Start of PROVIDED RECORDS

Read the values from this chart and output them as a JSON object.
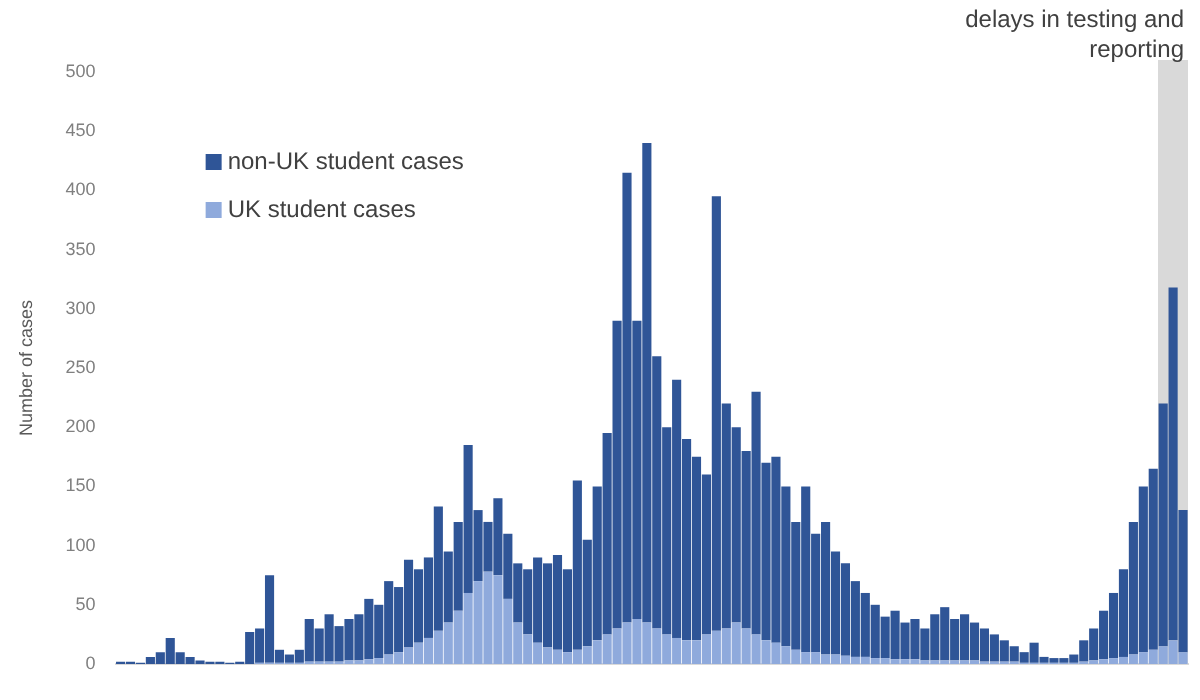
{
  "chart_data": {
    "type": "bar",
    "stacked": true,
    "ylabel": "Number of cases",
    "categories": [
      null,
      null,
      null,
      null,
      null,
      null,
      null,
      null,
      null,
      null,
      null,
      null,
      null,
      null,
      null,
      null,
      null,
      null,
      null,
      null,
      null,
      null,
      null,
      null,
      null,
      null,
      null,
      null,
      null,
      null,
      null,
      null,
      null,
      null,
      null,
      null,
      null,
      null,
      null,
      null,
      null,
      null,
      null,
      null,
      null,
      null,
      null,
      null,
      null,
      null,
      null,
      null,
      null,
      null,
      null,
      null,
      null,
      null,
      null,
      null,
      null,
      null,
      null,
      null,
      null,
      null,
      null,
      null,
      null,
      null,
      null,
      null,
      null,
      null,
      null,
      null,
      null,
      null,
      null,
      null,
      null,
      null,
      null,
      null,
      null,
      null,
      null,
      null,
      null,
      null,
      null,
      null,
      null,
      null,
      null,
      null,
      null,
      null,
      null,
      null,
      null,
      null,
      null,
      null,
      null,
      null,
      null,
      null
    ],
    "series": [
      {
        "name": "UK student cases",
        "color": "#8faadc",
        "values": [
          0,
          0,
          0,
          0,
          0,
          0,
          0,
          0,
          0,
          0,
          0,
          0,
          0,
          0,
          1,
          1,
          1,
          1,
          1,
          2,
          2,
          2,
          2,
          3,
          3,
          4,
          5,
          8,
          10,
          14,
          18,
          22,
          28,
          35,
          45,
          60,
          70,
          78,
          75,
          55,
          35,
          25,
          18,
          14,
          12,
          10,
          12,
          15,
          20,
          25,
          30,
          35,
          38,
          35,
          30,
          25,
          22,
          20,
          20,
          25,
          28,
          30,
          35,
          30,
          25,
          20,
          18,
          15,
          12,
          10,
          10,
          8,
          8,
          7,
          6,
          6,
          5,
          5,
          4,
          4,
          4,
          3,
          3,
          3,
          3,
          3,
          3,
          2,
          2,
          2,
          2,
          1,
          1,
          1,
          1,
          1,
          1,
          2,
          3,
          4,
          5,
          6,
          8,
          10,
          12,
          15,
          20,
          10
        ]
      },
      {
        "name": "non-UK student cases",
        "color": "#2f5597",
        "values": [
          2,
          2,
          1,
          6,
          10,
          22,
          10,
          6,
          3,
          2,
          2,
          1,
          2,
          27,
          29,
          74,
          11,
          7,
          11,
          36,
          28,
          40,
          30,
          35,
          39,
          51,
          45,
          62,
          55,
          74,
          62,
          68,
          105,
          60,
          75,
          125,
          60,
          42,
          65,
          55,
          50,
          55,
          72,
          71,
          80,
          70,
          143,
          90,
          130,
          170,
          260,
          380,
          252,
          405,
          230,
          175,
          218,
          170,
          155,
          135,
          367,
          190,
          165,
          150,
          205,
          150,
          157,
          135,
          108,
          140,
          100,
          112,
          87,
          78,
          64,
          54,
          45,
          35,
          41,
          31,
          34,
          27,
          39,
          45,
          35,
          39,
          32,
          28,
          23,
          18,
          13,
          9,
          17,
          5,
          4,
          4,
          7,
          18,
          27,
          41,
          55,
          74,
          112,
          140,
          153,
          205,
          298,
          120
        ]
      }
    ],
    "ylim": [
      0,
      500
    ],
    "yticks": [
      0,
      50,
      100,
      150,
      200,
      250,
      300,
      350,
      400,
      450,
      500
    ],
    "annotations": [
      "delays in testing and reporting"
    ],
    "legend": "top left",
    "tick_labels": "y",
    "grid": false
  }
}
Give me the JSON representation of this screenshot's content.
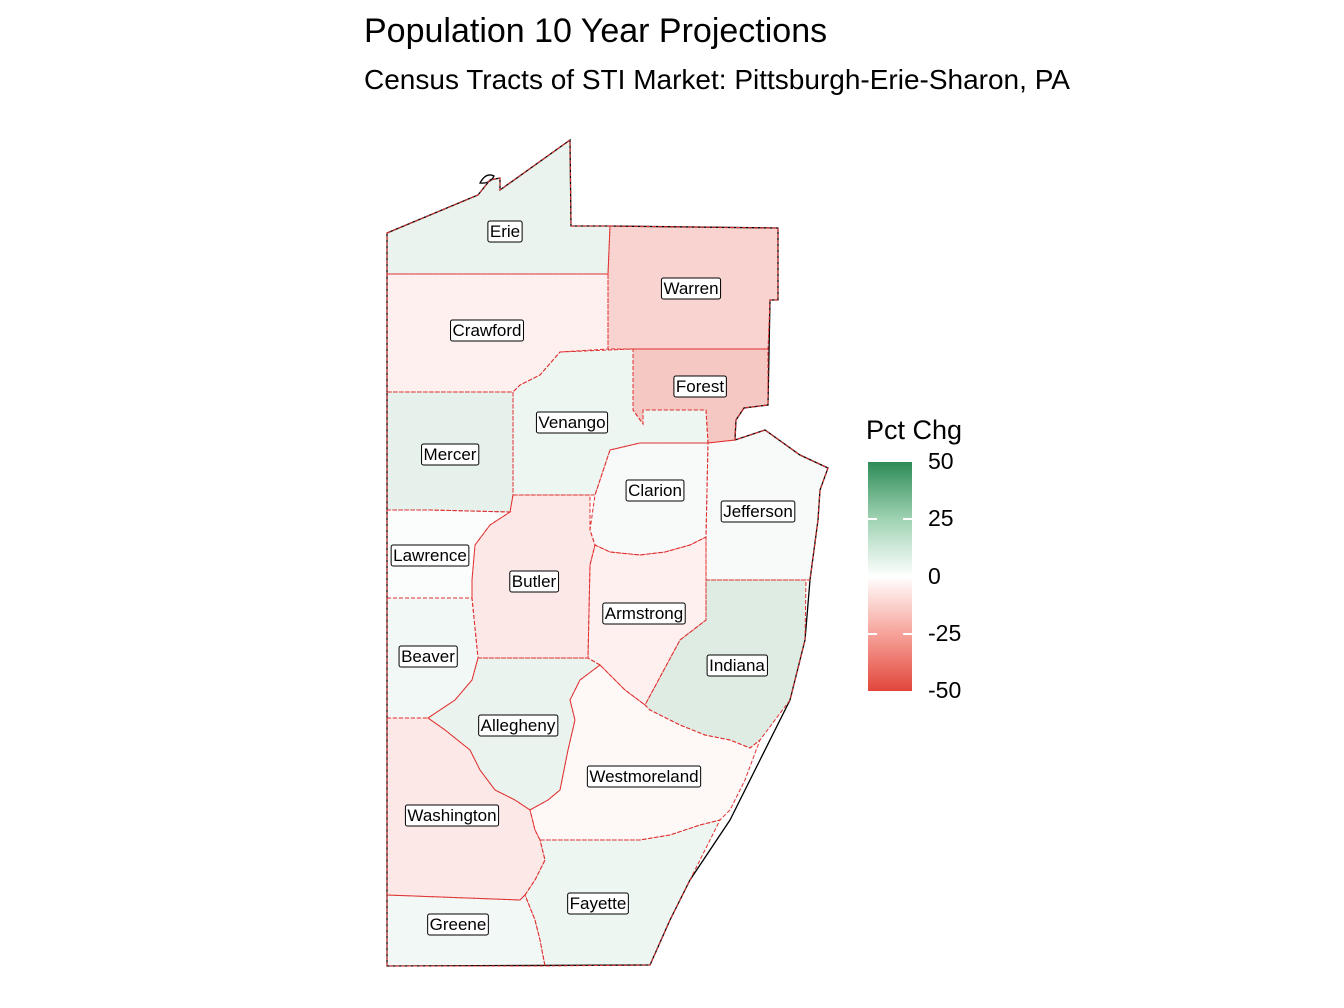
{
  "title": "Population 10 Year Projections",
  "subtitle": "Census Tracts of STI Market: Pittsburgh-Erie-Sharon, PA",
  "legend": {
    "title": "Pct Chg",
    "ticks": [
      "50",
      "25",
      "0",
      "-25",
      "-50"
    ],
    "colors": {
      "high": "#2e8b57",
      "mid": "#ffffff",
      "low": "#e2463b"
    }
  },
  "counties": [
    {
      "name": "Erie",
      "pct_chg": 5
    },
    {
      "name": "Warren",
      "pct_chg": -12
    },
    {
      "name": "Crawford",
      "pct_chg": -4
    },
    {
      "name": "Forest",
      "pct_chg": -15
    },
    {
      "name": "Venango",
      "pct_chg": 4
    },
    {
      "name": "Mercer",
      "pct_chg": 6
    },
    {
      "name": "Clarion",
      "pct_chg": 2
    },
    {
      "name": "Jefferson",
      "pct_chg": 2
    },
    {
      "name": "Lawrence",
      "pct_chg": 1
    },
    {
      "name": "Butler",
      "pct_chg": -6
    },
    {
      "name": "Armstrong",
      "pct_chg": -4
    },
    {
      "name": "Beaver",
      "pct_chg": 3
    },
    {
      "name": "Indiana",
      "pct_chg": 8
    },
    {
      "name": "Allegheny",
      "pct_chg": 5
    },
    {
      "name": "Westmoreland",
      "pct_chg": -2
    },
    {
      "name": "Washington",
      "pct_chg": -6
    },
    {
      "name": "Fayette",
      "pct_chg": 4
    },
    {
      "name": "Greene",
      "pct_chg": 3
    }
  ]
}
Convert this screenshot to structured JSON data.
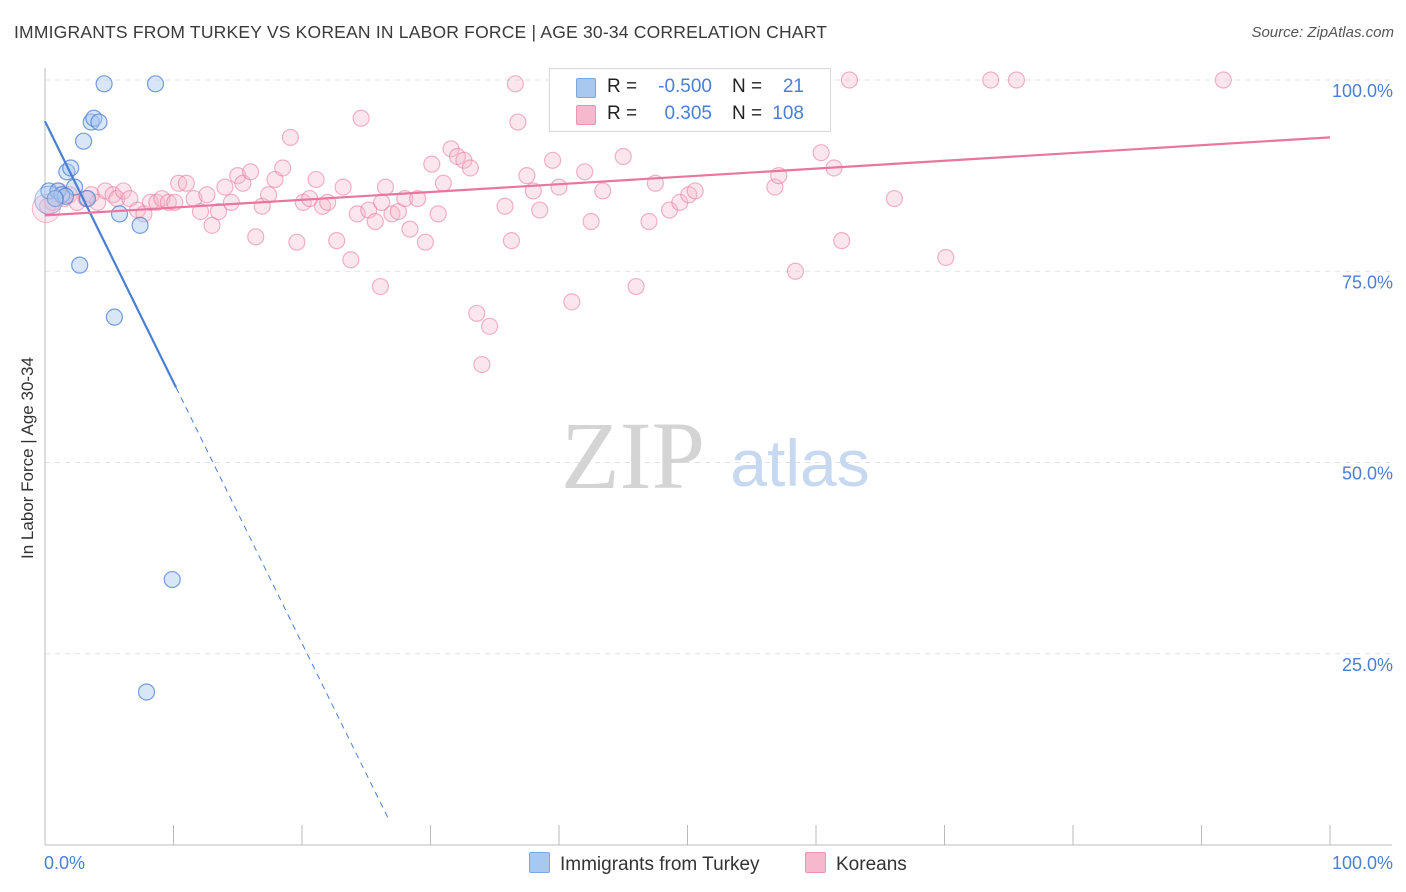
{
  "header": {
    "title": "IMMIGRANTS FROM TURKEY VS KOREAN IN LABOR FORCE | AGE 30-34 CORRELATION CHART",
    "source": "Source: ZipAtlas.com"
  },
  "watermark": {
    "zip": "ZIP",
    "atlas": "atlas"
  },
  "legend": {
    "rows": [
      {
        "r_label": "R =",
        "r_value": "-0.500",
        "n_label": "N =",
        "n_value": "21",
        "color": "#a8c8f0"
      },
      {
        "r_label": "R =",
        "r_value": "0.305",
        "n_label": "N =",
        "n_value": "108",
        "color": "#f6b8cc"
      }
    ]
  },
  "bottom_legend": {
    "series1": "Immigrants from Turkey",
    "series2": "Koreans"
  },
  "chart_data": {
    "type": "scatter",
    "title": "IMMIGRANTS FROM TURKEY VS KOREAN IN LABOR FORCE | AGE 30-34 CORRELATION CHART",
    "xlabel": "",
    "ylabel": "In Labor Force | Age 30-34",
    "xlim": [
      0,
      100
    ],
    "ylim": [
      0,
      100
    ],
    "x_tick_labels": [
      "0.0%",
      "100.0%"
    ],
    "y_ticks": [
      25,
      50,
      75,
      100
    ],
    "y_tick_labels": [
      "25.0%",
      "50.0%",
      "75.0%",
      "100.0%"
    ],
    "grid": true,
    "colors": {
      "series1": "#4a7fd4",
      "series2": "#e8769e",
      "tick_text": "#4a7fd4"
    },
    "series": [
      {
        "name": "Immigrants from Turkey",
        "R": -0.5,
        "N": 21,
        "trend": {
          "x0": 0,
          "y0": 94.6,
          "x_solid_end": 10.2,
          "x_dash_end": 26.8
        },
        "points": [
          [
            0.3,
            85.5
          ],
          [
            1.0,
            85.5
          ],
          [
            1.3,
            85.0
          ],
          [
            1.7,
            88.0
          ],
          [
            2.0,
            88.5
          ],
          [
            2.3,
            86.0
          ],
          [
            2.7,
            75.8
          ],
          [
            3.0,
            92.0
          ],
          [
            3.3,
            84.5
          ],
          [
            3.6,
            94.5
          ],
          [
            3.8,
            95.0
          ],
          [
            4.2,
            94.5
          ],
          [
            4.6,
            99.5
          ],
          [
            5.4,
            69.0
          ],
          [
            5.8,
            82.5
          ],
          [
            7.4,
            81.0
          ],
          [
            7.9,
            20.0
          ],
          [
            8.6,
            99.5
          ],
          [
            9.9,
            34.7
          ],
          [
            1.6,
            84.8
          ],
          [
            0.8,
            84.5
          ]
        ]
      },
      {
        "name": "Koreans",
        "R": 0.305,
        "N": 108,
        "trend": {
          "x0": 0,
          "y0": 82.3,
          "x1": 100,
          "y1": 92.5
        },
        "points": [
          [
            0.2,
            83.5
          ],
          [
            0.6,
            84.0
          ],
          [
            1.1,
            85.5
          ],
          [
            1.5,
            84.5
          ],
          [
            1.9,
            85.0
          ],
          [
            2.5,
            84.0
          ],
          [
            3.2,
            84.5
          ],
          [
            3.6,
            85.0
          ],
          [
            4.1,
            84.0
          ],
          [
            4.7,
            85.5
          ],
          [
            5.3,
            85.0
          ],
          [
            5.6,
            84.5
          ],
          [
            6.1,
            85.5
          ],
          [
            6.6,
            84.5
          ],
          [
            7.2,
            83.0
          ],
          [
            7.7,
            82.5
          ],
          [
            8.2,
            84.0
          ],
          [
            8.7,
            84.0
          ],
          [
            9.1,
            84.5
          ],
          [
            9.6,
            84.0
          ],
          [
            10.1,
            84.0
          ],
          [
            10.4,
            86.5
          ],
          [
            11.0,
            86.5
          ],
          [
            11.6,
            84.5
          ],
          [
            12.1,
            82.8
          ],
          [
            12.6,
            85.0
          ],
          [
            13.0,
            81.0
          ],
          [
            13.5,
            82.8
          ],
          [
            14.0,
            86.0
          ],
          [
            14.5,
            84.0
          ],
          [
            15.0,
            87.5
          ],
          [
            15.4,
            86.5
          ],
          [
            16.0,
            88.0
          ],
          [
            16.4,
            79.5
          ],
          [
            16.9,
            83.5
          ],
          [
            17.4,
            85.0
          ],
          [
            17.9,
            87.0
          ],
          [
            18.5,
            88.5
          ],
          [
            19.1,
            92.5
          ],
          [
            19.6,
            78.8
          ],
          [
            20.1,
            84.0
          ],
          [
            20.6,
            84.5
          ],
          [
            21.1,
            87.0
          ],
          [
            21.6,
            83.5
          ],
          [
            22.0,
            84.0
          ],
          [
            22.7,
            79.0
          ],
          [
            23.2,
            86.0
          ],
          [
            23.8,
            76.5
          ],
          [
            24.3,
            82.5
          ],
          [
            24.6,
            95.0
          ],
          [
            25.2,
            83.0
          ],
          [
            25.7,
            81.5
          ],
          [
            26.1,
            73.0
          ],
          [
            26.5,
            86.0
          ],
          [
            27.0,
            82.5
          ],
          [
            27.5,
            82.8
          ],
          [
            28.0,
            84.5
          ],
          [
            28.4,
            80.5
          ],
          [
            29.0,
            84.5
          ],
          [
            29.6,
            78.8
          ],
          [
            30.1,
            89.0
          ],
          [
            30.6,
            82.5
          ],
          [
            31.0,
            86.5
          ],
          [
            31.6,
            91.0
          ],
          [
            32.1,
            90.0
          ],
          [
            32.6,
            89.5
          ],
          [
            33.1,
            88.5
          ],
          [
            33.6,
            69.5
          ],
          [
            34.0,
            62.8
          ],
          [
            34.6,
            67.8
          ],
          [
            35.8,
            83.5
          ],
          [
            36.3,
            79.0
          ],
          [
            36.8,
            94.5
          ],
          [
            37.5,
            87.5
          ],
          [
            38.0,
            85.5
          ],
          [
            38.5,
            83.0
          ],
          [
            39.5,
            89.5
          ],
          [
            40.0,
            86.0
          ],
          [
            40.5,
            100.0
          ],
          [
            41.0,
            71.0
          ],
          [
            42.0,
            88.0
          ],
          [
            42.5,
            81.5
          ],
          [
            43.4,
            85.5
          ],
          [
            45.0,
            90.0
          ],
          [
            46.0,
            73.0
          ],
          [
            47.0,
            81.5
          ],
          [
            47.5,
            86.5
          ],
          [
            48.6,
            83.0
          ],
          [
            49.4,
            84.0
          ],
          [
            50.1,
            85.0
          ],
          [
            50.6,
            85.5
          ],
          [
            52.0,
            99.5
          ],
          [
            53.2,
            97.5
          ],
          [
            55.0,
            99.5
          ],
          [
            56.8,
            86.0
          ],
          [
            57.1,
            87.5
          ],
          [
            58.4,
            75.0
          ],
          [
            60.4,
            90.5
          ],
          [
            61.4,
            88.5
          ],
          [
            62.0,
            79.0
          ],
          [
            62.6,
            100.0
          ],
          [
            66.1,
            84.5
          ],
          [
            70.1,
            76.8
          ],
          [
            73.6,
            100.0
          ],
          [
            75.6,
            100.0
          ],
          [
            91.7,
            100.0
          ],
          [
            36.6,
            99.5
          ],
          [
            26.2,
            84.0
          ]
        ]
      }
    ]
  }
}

End of PROVIDED RECORDS

Write the number of lines containing the word "this" and nothing besides it.

EXPECTED OUTPUT
3